Sono questi gli ingredienti che si trovano alla base della firma della “Carta dei diritti dei lavoratori digitali in contesto urbano” che rappresenta u punto di svolta importante non solo per Riders Union Bologna, ma per tutti i rider d’Italia. Si tratta infatti del primo accordo tra le rappresentanze dei lavoratori e le piattaforme digitali in cui quest’ultime si impegnano a rispettare, per tutti i rider attivi in città, gli standard retributivi agganciati ai CCNL della logistica, diritto alla disconnessione, interruzione del servizio in caso di condizione atmosferiche particolarmente difficili, garanzia di assemblee retribuite. Tuttavia, se da un lato ad aderire sono la locale Sgam/MyMenu e, l‘anno successivo, la multinazionale Domino’s, consentendo dunque ai loro rider di accedere a diritti importanti, mantenendo standard retributivi decenti, le altre peggiorano progressivamente le condizioni di lavoro scegliendo la strada della progressiva cottimizzazione del salario, lasciandoci senza diritti e senza la possibilità di accedere a un salario dignitoso.

====================

- **COMPITO DA SVOLGERE**
Ricopia integralmente il brano sulla Carta dei diritti dei lavoratori digitali, senza cambiare nulla. I record che seguono non hanno alcun ruolo in questo esercizio.

====================

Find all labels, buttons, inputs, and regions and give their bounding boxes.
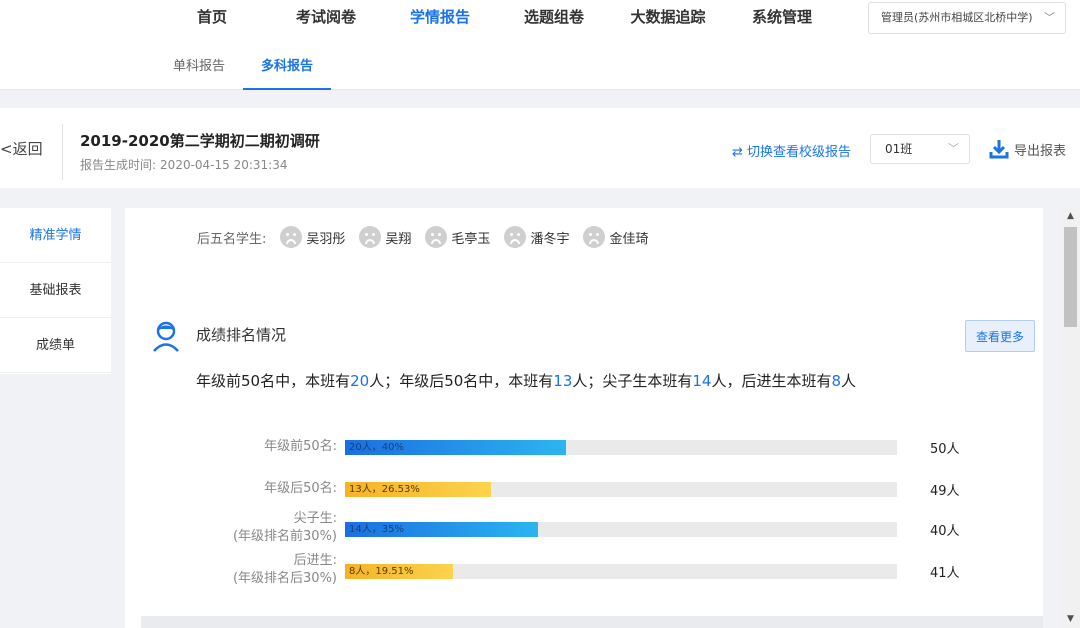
tab-multi-subject[interactable]: 多科报告 <box>243 46 332 90</box>
student-name: 吴翔 <box>385 231 412 247</box>
view-more-button[interactable]: 查看更多 <box>965 320 1035 352</box>
bottom-five-students: 后五名学生: 吴羽彤 吴翔 毛亭玉 潘冬宇 金佳琦 <box>197 226 662 248</box>
user-icon <box>153 321 179 352</box>
student-name: 毛亭玉 <box>451 231 491 247</box>
scrollbar[interactable]: ▲ ▼ <box>1061 208 1080 628</box>
scroll-down-arrow-icon[interactable]: ▼ <box>1061 611 1080 628</box>
class-select[interactable]: 01班 ﹀ <box>870 134 970 164</box>
bar-track: 13人，26.53% <box>345 482 897 497</box>
content-footer-strip <box>141 616 1043 628</box>
bar-row: 尖子生: (年级排名前30%) 14人，35% 40人 <box>125 510 1043 550</box>
nav-item-exam-grading[interactable]: 考试阅卷 <box>269 0 383 36</box>
bar-track: 20人，40% <box>345 440 897 455</box>
sad-face-icon <box>583 226 606 248</box>
report-header: <返回 2019-2020第二学期初二期初调研 报告生成时间: 2020-04-1… <box>0 108 1080 188</box>
bar-label: 年级前50名: <box>264 439 337 454</box>
export-button[interactable]: 导出报表 <box>988 138 1066 160</box>
bar-fill: 8人，19.51% <box>345 564 453 579</box>
bottom-five-label: 后五名学生: <box>197 231 267 247</box>
bar-row: 后进生: (年级排名后30%) 8人，19.51% 41人 <box>125 552 1043 592</box>
bar-total: 50人 <box>930 442 960 457</box>
tab-single-subject[interactable]: 单科报告 <box>155 46 243 90</box>
student-item: 金佳琦 <box>583 226 648 248</box>
bar-label: 尖子生: (年级排名前30%) <box>232 511 337 544</box>
export-label: 导出报表 <box>1014 143 1067 159</box>
divider <box>62 124 63 180</box>
main-menu: 首页 考试阅卷 学情报告 选题组卷 大数据追踪 系统管理 <box>155 0 839 36</box>
main-content: 后五名学生: 吴羽彤 吴翔 毛亭玉 潘冬宇 金佳琦 成绩排名情况 查看更多 年级… <box>125 208 1043 628</box>
side-item-precise[interactable]: 精准学情 <box>0 208 111 263</box>
bar-total: 40人 <box>930 524 960 539</box>
side-item-score-sheet[interactable]: 成绩单 <box>0 318 111 373</box>
bar-label: 后进生: (年级排名后30%) <box>232 553 337 586</box>
switch-school-report-link[interactable]: ⇄ 切换查看校级报告 <box>732 141 851 160</box>
student-name: 潘冬宇 <box>530 231 570 247</box>
student-item: 毛亭玉 <box>425 226 490 248</box>
bar-total: 49人 <box>930 484 960 499</box>
section-title: 成绩排名情况 <box>196 326 287 344</box>
student-name: 金佳琦 <box>609 231 649 247</box>
side-menu: 精准学情 基础报表 成绩单 <box>0 208 111 374</box>
sad-face-icon <box>425 226 448 248</box>
student-name: 吴羽彤 <box>306 231 346 247</box>
nav-item-question-paper[interactable]: 选题组卷 <box>497 0 611 36</box>
sad-face-icon <box>280 226 303 248</box>
chevron-down-icon: ﹀ <box>1044 11 1055 24</box>
bar-fill: 20人，40% <box>345 440 566 455</box>
chevron-down-icon: ﹀ <box>948 142 959 155</box>
bar-row: 年级前50名: 20人，40% 50人 <box>125 436 1043 476</box>
nav-item-report[interactable]: 学情报告 <box>383 0 497 36</box>
scroll-up-arrow-icon[interactable]: ▲ <box>1061 208 1080 225</box>
side-item-basic-report[interactable]: 基础报表 <box>0 263 111 318</box>
student-item: 吴羽彤 <box>280 226 345 248</box>
logo-area <box>0 0 155 46</box>
student-item: 潘冬宇 <box>504 226 569 248</box>
bar-track: 14人，35% <box>345 522 897 537</box>
sad-face-icon <box>359 226 382 248</box>
user-name: 管理员(苏州市相城区北桥中学) <box>881 11 1033 24</box>
bar-total: 41人 <box>930 566 960 581</box>
chevron-left-icon: < <box>0 140 13 158</box>
back-button[interactable]: <返回 <box>0 138 43 159</box>
nav-item-big-data[interactable]: 大数据追踪 <box>611 0 725 36</box>
report-subnav: 单科报告 多科报告 <box>155 46 332 90</box>
top-navigation: 首页 考试阅卷 学情报告 选题组卷 大数据追踪 系统管理 管理员(苏州市相城区北… <box>0 0 1080 90</box>
user-dropdown[interactable]: 管理员(苏州市相城区北桥中学) ﹀ <box>868 2 1066 34</box>
generated-time: 报告生成时间: 2020-04-15 20:31:34 <box>80 156 288 173</box>
student-item: 吴翔 <box>359 226 411 248</box>
nav-item-home[interactable]: 首页 <box>155 0 269 36</box>
nav-item-system[interactable]: 系统管理 <box>725 0 839 36</box>
sad-face-icon <box>504 226 527 248</box>
bar-fill: 14人，35% <box>345 522 539 537</box>
download-icon <box>989 140 1009 159</box>
bar-label: 年级后50名: <box>264 481 337 496</box>
bar-fill: 13人，26.53% <box>345 482 492 497</box>
bar-track: 8人，19.51% <box>345 564 897 579</box>
scroll-thumb[interactable] <box>1064 227 1077 327</box>
generated-time-label: 报告生成时间: <box>80 158 157 172</box>
page-title: 2019-2020第二学期初二期初调研 <box>80 132 320 150</box>
generated-time-value: 2020-04-15 20:31:34 <box>160 158 288 172</box>
class-select-value: 01班 <box>885 142 913 156</box>
ranking-summary: 年级前50名中，本班有20人；年级后50名中，本班有13人；尖子生本班有14人，… <box>196 372 857 390</box>
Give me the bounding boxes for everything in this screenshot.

====================

- **SVOLGIMENTO**
Sono questi gli ingredienti che si trovano alla base della firma della “Carta dei diritti dei lavoratori digitali in contesto urbano” che rappresenta u punto di svolta importante non solo per Riders Union Bologna, ma per tutti i rider d’Italia. Si tratta infatti del primo accordo tra le rappresentanze dei lavoratori e le piattaforme digitali in cui quest’ultime si impegnano a rispettare, per tutti i rider attivi in città, gli standard retributivi agganciati ai CCNL della logistica, diritto alla disconnessione, interruzione del servizio in caso di condizione atmosferiche particolarmente difficili, garanzia di assemblee retribuite. Tuttavia, se da un lato ad aderire sono la locale Sgam/MyMenu e, l‘anno successivo, la multinazionale Domino’s, consentendo dunque ai loro rider di accedere a diritti importanti, mantenendo standard retributivi decenti, le altre peggiorano progressivamente le condizioni di lavoro scegliendo la strada della progressiva cottimizzazione del salario, lasciandoci senza diritti e senza la possibilità di accedere a un salario dignitoso.